* BEGIN RECORDS SUPPLIED *

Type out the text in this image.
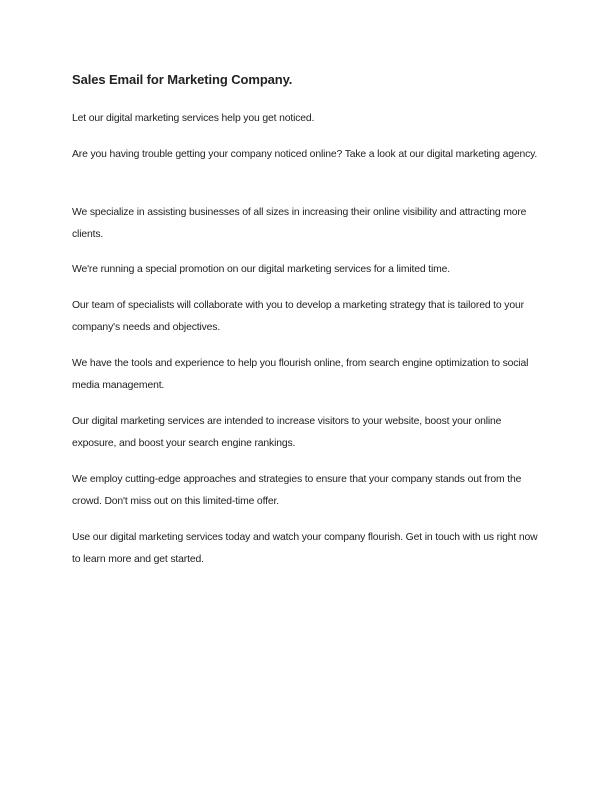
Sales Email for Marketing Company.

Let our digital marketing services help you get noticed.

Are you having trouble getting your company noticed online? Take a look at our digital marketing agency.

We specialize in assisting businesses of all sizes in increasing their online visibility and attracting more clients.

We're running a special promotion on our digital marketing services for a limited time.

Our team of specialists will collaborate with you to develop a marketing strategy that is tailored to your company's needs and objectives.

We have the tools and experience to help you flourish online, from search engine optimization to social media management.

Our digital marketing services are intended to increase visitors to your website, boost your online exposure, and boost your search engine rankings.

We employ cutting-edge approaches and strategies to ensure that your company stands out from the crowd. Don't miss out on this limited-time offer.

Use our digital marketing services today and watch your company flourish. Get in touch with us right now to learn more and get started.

* END RECORDS SUPPLIED *
* BEGIN RECORDS SUPPLIED *

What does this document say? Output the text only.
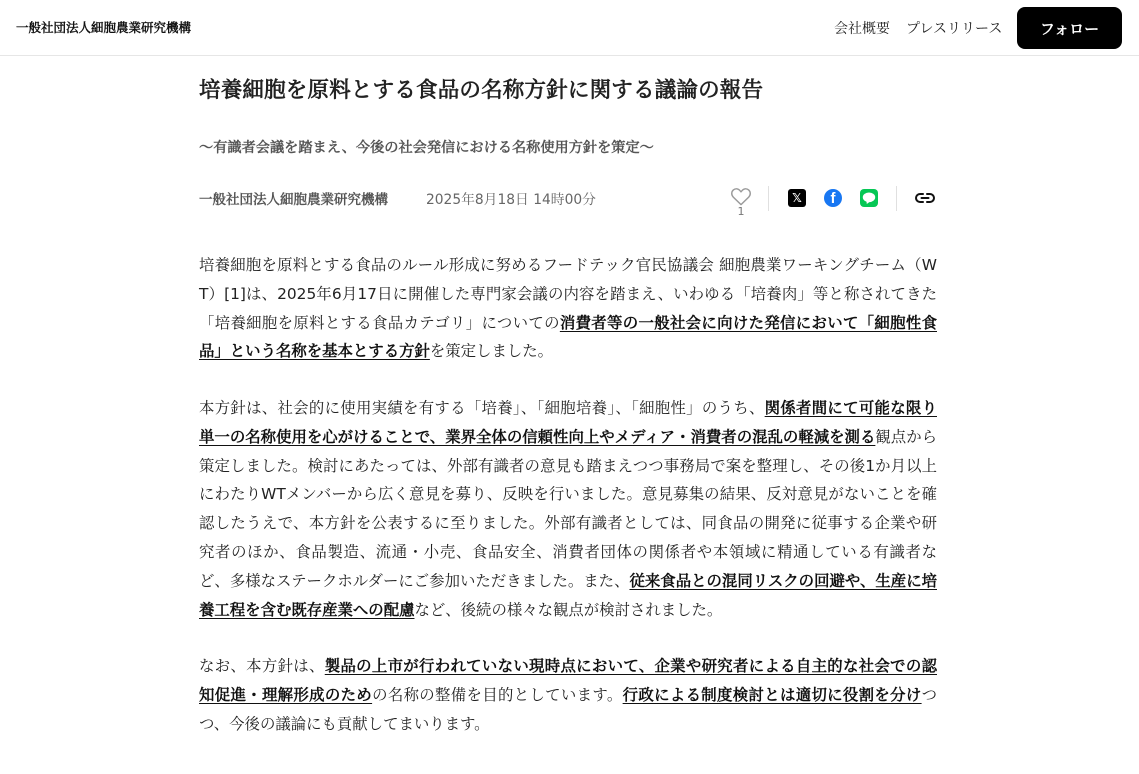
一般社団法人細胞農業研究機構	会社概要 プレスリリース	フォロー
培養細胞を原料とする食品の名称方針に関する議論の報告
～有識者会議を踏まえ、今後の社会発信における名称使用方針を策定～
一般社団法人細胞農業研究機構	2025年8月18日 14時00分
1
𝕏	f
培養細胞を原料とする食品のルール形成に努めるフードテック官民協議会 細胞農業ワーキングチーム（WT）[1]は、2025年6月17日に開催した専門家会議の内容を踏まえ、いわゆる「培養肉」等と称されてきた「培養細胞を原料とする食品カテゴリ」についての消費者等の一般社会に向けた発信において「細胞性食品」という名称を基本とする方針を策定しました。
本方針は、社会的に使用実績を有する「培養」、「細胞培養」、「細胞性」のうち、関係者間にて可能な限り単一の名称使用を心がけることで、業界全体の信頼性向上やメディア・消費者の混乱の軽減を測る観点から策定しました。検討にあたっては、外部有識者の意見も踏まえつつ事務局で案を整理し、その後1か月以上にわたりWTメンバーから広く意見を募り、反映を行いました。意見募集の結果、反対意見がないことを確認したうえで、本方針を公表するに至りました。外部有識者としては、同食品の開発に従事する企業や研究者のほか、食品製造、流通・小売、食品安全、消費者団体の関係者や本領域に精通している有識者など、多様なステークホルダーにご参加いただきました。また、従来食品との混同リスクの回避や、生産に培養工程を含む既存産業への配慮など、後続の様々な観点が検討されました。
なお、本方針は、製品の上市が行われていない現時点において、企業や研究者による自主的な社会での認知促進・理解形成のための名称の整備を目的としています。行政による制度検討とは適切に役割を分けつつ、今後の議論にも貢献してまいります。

* END RECORDS SUPPLIED *

Examine the data above and state how many of its lines contain the word "一般社団法人細胞農業研究機構", with no further remarks.

**COMPLETE OUTPUT:** 2